--- begin Source records ---
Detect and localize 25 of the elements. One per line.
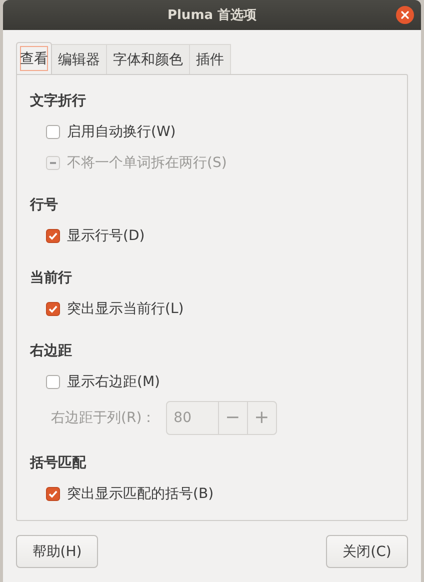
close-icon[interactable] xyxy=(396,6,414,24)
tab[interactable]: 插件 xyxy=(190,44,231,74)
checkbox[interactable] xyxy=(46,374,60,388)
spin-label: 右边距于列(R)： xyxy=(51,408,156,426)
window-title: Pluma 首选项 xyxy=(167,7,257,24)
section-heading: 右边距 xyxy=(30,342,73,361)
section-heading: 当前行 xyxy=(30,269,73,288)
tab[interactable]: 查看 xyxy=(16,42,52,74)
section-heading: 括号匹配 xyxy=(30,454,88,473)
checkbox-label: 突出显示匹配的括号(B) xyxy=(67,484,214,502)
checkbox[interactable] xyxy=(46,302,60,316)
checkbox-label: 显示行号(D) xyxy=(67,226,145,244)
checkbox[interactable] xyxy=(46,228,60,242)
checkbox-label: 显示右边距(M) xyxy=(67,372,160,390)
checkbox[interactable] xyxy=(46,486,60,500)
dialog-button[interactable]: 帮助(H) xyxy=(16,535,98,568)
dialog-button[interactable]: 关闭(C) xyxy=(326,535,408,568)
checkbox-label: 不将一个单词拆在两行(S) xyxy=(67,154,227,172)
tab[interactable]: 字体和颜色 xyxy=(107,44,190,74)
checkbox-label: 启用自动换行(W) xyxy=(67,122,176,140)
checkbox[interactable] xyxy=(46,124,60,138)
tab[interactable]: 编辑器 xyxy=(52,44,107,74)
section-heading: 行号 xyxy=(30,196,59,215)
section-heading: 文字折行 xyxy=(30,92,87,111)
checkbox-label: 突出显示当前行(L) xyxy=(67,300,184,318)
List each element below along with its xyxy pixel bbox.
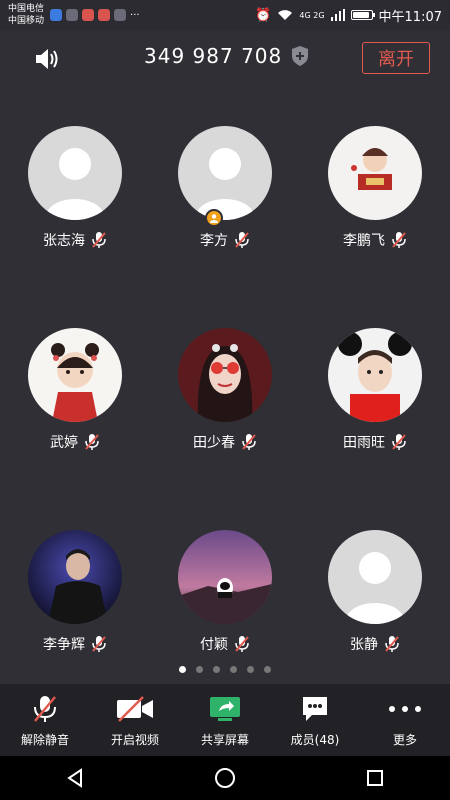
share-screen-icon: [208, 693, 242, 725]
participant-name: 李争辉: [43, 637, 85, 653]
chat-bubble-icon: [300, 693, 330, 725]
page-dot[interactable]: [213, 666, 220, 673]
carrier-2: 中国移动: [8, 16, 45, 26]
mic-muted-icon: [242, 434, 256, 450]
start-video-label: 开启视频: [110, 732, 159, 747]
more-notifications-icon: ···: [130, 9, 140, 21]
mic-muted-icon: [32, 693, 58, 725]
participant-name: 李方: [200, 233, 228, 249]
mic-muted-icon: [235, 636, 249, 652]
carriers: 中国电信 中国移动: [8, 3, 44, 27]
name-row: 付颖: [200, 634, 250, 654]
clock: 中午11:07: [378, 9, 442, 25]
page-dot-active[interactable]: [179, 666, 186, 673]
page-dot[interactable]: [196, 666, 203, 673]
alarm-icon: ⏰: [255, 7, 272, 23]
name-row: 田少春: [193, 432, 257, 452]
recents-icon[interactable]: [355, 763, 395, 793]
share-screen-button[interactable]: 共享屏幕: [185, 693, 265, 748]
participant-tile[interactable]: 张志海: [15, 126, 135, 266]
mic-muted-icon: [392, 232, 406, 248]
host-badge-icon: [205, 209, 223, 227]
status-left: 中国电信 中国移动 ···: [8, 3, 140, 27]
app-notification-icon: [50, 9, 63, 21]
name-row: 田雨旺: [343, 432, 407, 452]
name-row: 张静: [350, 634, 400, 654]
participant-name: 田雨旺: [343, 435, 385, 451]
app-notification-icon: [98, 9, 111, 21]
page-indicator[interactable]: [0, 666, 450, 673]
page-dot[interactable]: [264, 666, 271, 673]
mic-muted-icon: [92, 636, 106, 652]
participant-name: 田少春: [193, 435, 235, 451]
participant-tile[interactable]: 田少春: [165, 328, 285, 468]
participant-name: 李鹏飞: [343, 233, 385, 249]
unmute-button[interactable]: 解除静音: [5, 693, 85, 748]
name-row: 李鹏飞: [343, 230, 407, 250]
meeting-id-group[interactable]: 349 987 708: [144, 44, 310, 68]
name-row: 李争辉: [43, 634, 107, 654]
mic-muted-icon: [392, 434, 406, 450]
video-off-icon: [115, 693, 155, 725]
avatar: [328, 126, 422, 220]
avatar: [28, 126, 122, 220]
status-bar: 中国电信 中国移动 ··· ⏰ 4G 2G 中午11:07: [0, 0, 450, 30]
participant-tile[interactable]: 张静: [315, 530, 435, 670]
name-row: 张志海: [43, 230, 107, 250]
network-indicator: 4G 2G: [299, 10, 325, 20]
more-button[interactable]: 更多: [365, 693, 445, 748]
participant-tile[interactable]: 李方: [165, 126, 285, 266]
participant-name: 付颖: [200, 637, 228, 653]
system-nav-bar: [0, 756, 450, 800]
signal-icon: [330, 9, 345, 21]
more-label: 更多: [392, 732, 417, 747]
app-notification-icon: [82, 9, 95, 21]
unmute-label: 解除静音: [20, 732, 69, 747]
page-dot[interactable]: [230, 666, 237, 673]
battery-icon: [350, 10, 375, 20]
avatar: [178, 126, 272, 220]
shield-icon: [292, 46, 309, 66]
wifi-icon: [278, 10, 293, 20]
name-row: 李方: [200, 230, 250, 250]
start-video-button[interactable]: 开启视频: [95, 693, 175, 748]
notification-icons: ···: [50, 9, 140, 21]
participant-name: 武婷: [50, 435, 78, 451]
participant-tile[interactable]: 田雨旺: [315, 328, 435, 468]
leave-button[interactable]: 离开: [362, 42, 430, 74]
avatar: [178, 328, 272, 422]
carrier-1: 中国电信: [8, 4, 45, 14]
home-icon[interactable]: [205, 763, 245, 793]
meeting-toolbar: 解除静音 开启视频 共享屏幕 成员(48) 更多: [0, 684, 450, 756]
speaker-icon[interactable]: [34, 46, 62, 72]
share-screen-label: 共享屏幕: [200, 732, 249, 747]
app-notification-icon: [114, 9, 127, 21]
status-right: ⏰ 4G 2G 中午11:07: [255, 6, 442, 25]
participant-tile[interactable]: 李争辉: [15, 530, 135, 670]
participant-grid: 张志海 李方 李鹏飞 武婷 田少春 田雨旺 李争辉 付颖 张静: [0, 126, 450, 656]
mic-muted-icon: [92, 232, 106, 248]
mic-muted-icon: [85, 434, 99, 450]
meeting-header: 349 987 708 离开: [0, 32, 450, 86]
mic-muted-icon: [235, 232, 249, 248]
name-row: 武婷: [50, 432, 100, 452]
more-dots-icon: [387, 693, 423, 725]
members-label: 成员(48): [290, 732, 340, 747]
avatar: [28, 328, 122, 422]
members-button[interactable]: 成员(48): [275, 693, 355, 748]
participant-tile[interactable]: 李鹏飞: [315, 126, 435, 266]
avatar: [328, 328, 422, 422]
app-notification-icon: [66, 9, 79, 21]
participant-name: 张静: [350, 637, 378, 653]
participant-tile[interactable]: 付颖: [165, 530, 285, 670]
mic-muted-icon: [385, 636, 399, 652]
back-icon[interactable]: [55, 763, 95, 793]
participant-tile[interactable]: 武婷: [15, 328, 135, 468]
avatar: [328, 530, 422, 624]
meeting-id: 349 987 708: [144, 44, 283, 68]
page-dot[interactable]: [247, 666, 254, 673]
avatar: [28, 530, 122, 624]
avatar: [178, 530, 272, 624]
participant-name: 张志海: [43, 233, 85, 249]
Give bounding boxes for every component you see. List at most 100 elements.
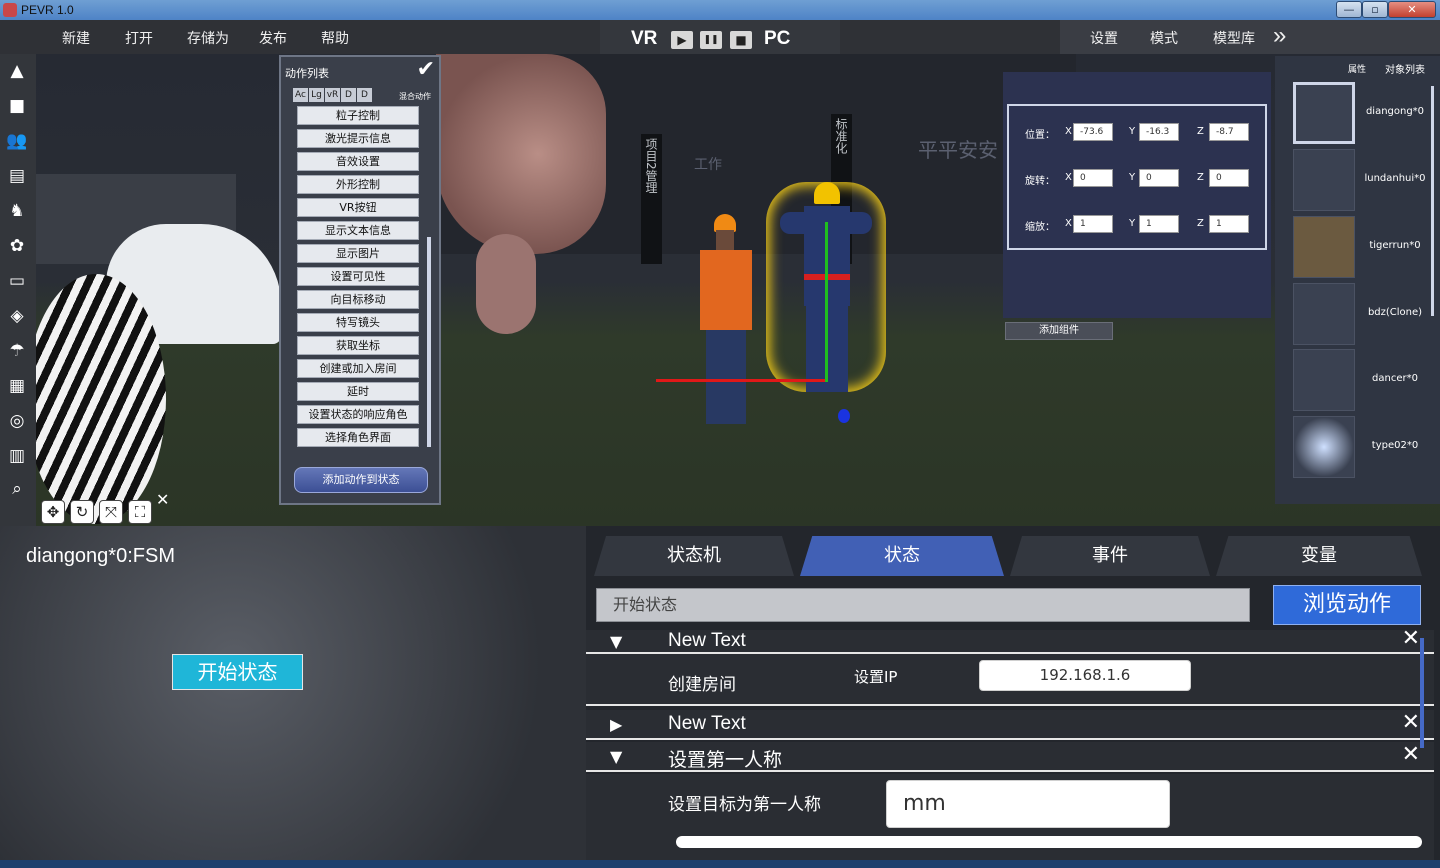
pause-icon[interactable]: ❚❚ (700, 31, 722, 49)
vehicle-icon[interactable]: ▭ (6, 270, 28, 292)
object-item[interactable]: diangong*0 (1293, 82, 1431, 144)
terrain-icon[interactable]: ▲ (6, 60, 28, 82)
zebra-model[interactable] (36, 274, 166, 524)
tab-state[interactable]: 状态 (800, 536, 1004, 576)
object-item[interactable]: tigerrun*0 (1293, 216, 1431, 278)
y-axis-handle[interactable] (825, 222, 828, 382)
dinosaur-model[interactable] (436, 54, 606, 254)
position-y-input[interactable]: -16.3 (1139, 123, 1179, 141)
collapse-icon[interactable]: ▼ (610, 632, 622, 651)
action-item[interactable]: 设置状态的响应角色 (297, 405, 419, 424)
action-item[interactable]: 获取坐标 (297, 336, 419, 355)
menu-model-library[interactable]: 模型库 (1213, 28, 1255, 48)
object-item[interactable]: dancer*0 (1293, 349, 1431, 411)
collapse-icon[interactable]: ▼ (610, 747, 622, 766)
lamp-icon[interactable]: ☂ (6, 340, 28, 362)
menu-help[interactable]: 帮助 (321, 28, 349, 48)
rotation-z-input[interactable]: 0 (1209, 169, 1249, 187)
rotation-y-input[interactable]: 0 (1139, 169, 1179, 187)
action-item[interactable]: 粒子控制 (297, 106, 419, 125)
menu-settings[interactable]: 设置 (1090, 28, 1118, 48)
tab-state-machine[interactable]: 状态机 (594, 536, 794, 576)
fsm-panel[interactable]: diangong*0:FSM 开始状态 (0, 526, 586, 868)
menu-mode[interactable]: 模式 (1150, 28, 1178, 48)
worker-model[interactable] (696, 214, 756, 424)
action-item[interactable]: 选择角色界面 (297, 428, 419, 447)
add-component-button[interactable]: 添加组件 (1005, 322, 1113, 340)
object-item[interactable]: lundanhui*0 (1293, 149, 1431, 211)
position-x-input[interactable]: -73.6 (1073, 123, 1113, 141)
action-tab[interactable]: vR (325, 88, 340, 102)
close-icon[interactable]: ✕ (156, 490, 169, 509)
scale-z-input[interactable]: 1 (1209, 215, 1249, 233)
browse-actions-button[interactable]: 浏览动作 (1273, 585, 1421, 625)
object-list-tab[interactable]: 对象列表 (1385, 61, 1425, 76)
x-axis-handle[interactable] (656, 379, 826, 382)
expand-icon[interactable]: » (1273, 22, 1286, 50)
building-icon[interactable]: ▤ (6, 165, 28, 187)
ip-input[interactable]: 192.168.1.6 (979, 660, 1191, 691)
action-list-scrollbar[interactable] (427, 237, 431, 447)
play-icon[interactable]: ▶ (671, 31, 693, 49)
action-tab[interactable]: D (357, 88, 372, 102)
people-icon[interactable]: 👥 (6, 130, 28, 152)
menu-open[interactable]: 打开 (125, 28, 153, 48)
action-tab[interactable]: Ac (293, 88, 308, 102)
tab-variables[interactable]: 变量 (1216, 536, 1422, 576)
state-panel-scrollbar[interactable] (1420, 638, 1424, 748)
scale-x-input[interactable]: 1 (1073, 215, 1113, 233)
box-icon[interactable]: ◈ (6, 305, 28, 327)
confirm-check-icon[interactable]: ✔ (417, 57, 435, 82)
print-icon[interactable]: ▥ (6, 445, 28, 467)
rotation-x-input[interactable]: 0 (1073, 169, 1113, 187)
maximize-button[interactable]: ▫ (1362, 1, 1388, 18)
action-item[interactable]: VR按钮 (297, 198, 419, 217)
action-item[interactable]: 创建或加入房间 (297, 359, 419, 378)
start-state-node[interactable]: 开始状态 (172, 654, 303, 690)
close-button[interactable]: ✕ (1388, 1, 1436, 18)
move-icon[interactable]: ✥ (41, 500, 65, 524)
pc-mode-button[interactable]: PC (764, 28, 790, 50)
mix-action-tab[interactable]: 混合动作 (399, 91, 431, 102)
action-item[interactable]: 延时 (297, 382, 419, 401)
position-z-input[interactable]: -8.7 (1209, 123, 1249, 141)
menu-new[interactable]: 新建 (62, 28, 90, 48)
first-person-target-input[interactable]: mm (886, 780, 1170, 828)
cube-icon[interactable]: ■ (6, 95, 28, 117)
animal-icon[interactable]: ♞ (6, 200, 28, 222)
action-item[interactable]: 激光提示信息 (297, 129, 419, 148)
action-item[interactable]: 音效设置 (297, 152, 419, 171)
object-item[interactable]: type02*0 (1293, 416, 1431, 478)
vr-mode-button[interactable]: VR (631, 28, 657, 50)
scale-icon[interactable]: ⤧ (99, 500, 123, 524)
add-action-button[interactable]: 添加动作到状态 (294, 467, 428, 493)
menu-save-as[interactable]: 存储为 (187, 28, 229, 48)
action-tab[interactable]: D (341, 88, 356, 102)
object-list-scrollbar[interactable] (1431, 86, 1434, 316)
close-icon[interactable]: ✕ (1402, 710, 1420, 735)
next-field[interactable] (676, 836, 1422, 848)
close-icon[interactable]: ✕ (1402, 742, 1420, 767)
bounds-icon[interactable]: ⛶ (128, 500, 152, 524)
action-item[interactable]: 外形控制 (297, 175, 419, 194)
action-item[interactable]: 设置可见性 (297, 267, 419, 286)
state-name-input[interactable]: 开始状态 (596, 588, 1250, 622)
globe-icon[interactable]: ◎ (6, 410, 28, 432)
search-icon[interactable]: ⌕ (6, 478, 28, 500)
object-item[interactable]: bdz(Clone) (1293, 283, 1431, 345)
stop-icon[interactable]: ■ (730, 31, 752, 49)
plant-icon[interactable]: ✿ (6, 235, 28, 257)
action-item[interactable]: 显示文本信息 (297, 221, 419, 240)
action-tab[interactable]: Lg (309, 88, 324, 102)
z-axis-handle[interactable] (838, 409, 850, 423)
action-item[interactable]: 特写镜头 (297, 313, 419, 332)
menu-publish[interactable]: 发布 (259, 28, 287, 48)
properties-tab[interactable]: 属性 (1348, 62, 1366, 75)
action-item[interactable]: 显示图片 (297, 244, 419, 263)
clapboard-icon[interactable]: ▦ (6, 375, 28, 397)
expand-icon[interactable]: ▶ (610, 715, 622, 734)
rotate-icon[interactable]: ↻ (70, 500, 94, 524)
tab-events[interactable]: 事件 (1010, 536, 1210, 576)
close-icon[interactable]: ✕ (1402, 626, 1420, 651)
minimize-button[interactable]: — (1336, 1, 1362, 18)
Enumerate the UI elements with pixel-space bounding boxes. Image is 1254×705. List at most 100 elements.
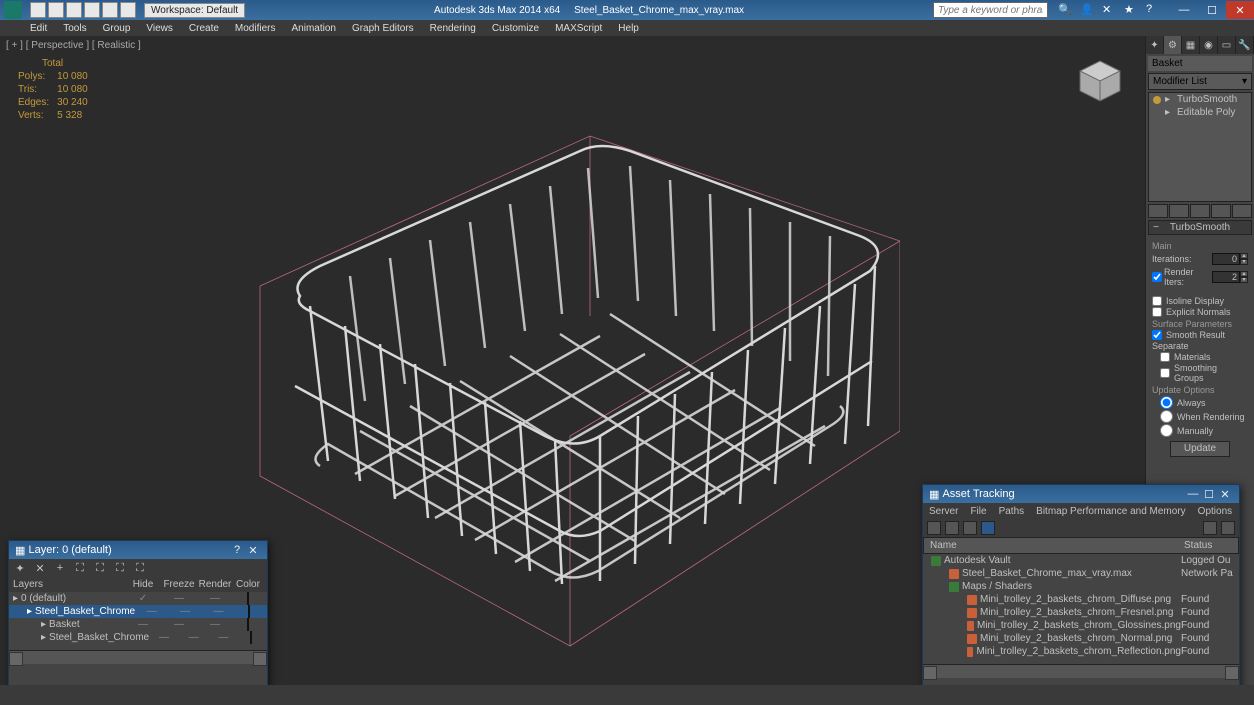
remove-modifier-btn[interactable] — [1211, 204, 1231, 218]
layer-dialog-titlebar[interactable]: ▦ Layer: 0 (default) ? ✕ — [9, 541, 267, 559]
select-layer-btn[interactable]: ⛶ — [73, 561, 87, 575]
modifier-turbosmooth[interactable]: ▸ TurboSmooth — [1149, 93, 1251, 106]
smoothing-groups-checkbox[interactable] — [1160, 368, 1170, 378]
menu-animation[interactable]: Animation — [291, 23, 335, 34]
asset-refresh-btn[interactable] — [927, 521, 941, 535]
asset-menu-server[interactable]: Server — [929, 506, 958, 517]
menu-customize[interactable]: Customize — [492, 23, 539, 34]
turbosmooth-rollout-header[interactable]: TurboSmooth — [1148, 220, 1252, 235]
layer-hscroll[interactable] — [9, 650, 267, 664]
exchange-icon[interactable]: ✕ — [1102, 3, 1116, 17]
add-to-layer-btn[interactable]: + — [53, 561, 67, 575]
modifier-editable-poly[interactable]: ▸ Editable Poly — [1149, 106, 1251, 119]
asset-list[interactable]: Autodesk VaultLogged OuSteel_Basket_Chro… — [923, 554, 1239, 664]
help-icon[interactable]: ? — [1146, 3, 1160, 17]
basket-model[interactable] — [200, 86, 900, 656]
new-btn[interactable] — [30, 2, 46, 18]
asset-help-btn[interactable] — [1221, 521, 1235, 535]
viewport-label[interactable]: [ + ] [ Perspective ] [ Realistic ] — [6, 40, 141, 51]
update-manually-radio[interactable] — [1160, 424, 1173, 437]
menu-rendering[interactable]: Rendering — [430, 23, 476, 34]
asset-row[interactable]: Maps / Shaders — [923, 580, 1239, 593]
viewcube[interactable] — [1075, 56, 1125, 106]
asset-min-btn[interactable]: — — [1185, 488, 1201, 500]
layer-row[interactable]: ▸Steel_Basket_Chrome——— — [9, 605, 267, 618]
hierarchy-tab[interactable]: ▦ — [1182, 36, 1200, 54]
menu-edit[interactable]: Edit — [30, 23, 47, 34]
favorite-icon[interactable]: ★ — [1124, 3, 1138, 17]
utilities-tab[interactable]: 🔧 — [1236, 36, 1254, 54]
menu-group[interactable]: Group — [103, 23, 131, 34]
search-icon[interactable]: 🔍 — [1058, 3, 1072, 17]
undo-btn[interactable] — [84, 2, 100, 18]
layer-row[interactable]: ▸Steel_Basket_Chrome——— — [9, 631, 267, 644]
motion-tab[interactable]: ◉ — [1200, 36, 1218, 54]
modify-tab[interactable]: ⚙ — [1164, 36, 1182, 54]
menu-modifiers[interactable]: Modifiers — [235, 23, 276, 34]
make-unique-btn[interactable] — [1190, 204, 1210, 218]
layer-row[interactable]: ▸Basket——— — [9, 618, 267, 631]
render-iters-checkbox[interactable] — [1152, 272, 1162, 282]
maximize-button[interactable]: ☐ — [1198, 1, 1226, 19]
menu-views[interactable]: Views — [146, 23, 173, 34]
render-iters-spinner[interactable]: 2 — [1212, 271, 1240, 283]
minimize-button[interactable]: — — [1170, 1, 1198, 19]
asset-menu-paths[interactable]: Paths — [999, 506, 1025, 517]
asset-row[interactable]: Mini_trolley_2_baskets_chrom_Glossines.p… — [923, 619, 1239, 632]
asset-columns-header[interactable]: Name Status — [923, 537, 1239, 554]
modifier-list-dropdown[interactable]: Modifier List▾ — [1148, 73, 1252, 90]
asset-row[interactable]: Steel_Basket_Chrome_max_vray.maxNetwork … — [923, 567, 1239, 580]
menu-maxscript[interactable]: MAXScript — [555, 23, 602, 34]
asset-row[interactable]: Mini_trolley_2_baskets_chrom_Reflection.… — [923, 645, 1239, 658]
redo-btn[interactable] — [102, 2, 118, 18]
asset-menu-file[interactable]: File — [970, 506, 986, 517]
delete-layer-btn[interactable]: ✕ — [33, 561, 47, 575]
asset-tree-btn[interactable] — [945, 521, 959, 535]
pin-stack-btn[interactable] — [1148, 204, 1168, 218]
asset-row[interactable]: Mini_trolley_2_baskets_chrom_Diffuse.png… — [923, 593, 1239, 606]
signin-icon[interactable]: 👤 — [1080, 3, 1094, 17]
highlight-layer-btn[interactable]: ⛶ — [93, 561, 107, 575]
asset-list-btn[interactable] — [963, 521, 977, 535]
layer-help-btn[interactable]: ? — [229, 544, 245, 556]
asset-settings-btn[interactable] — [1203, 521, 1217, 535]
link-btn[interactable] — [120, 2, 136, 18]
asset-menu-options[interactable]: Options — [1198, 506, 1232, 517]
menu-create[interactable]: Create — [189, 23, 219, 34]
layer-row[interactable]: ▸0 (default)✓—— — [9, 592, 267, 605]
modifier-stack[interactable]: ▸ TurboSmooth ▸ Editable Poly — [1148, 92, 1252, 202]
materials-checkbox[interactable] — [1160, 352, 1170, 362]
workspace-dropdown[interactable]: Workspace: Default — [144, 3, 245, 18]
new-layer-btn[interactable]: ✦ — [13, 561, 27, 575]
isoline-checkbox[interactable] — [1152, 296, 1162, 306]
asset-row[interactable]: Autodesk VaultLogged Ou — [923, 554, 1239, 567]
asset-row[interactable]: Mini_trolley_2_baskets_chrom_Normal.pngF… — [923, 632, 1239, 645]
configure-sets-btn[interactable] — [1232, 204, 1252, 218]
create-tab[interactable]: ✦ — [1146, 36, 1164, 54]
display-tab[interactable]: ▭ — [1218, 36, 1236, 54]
--- end Source records ---
◆ **Stated exercise**: Which lines in the entries above contain the string "中国移动", with case counting? Select each of those lines and copy it out in full.

◆ **Output of the task**:
carrier-2: 中国移动: [8, 16, 45, 26]
carriers: 中国电信 中国移动: [8, 3, 44, 27]
status-left: 中国电信 中国移动 ···: [8, 3, 140, 27]
status-bar: 中国电信 中国移动 ··· ⏰ 4G 2G 中午11:07: [0, 0, 450, 30]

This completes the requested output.